_Written task_
Pick out the lines below with "much" and list them.
____ Provided data
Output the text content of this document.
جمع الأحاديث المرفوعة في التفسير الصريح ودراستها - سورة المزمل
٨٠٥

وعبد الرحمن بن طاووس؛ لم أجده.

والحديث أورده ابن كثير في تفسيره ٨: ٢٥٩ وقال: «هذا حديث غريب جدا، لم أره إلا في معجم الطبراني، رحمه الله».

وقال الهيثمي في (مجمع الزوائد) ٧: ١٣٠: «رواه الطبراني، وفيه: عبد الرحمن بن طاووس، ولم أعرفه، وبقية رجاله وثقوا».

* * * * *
________
____ Provided data
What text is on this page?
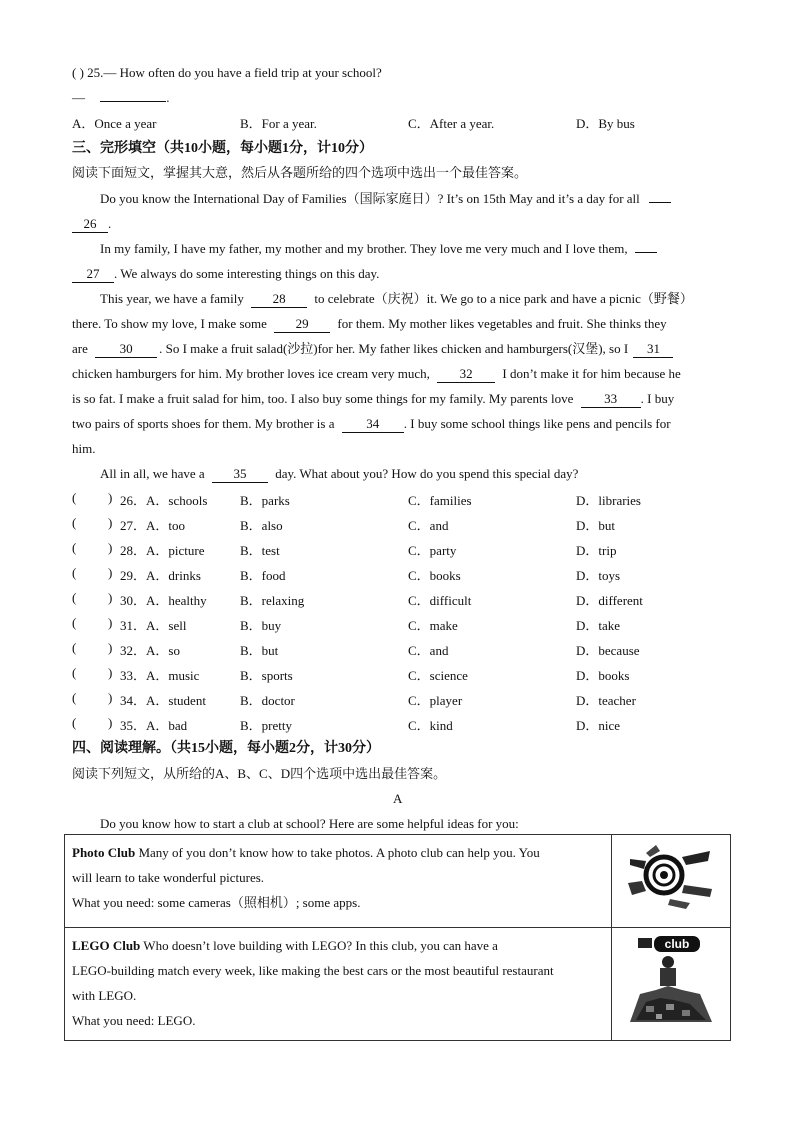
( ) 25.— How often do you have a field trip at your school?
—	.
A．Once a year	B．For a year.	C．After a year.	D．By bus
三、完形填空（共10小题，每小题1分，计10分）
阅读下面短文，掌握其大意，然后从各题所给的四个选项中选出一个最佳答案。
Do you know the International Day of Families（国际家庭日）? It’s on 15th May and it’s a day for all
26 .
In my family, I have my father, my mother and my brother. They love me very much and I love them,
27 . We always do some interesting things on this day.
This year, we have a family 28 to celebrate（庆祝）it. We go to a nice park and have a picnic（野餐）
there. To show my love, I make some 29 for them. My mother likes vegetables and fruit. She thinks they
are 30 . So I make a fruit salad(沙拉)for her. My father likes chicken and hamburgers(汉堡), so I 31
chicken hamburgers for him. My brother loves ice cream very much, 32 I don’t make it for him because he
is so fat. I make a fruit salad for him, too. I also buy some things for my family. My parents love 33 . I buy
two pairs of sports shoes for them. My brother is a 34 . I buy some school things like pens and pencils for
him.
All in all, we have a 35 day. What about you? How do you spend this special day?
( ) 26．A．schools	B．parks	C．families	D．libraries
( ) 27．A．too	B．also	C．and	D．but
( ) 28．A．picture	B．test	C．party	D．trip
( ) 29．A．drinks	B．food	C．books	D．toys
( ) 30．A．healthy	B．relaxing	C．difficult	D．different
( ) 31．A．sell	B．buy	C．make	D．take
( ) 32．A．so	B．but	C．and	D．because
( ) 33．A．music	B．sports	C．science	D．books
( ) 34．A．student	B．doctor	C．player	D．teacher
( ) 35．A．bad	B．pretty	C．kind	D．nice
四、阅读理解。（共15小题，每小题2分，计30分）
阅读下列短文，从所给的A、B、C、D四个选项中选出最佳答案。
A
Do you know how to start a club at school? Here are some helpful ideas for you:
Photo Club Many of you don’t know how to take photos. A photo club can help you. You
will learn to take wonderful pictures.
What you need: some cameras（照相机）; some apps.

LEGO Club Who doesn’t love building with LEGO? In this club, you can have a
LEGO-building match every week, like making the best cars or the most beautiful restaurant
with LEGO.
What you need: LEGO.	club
________
_Worked answer_
In my family, I have my father, my mother and my brother. They love me very much and I love them,
chicken hamburgers for him. My brother loves ice cream very much, 32 I don’t make it for him because he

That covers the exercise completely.